*DIRECTIVE:* Make an exact copy of all the records.

*DATA:*
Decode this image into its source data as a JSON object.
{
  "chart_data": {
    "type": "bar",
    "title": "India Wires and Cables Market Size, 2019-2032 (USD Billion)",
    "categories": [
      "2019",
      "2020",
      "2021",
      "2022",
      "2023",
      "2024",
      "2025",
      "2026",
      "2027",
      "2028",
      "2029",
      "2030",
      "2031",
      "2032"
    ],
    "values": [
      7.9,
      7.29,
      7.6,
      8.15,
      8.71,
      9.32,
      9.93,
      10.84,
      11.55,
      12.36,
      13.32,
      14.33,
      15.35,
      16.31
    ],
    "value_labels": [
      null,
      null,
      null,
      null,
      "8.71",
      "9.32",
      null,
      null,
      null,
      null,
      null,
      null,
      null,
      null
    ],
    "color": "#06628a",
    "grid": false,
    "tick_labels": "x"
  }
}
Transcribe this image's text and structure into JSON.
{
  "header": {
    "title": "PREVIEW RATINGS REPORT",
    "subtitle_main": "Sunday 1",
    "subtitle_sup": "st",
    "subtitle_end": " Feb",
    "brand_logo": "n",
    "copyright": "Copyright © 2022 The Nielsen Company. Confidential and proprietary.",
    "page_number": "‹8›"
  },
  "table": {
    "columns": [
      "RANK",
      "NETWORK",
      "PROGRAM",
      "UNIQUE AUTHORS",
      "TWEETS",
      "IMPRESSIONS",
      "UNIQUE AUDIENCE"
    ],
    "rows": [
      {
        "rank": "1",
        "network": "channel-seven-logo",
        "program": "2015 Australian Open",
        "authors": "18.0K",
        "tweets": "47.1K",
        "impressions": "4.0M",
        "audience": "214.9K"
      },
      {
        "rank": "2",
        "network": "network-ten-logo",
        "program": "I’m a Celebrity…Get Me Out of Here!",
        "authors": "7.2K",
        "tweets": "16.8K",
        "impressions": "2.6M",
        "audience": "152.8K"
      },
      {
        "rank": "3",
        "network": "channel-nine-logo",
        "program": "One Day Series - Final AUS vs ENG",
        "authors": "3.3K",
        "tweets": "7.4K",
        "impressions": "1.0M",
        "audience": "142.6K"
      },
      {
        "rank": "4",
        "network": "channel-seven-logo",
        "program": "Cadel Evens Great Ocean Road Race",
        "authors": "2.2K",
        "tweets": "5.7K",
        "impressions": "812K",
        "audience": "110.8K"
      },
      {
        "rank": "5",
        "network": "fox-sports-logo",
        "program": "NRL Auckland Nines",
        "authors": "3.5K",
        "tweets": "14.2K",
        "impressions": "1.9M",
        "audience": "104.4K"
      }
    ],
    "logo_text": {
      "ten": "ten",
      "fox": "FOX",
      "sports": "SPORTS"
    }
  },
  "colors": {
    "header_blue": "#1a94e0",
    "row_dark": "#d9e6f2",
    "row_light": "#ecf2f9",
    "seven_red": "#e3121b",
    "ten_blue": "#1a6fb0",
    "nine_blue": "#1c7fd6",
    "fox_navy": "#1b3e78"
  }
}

*CORRECT OUTPUT:*
Decode this image into its source data as a JSON object.
{
  "chart_data": {
    "type": "bar",
    "title": "India Wires and Cables Market Size, 2019-2032 (USD Billion)",
    "categories": [
      "2019",
      "2020",
      "2021",
      "2022",
      "2023",
      "2024",
      "2025",
      "2026",
      "2027",
      "2028",
      "2029",
      "2030",
      "2031",
      "2032"
    ],
    "values": [
      7.9,
      7.29,
      7.6,
      8.15,
      8.71,
      9.32,
      9.93,
      10.84,
      11.55,
      12.36,
      13.32,
      14.33,
      15.35,
      16.31
    ],
    "value_labels": [
      null,
      null,
      null,
      null,
      "8.71",
      "9.32",
      null,
      null,
      null,
      null,
      null,
      null,
      null,
      null
    ],
    "color": "#06628a",
    "grid": false,
    "tick_labels": "x"
  }
}
Transcribe this image's text and structure into JSON.
{
  "header": {
    "title": "PREVIEW RATINGS REPORT",
    "subtitle_main": "Sunday 1",
    "subtitle_sup": "st",
    "subtitle_end": " Feb",
    "brand_logo": "n",
    "copyright": "Copyright © 2022 The Nielsen Company. Confidential and proprietary.",
    "page_number": "‹8›"
  },
  "table": {
    "columns": [
      "RANK",
      "NETWORK",
      "PROGRAM",
      "UNIQUE AUTHORS",
      "TWEETS",
      "IMPRESSIONS",
      "UNIQUE AUDIENCE"
    ],
    "rows": [
      {
        "rank": "1",
        "network": "channel-seven-logo",
        "program": "2015 Australian Open",
        "authors": "18.0K",
        "tweets": "47.1K",
        "impressions": "4.0M",
        "audience": "214.9K"
      },
      {
        "rank": "2",
        "network": "network-ten-logo",
        "program": "I’m a Celebrity…Get Me Out of Here!",
        "authors": "7.2K",
        "tweets": "16.8K",
        "impressions": "2.6M",
        "audience": "152.8K"
      },
      {
        "rank": "3",
        "network": "channel-nine-logo",
        "program": "One Day Series - Final AUS vs ENG",
        "authors": "3.3K",
        "tweets": "7.4K",
        "impressions": "1.0M",
        "audience": "142.6K"
      },
      {
        "rank": "4",
        "network": "channel-seven-logo",
        "program": "Cadel Evens Great Ocean Road Race",
        "authors": "2.2K",
        "tweets": "5.7K",
        "impressions": "812K",
        "audience": "110.8K"
      },
      {
        "rank": "5",
        "network": "fox-sports-logo",
        "program": "NRL Auckland Nines",
        "authors": "3.5K",
        "tweets": "14.2K",
        "impressions": "1.9M",
        "audience": "104.4K"
      }
    ],
    "logo_text": {
      "ten": "ten",
      "fox": "FOX",
      "sports": "SPORTS"
    }
  },
  "colors": {
    "header_blue": "#1a94e0",
    "row_dark": "#d9e6f2",
    "row_light": "#ecf2f9",
    "seven_red": "#e3121b",
    "ten_blue": "#1a6fb0",
    "nine_blue": "#1c7fd6",
    "fox_navy": "#1b3e78"
  }
}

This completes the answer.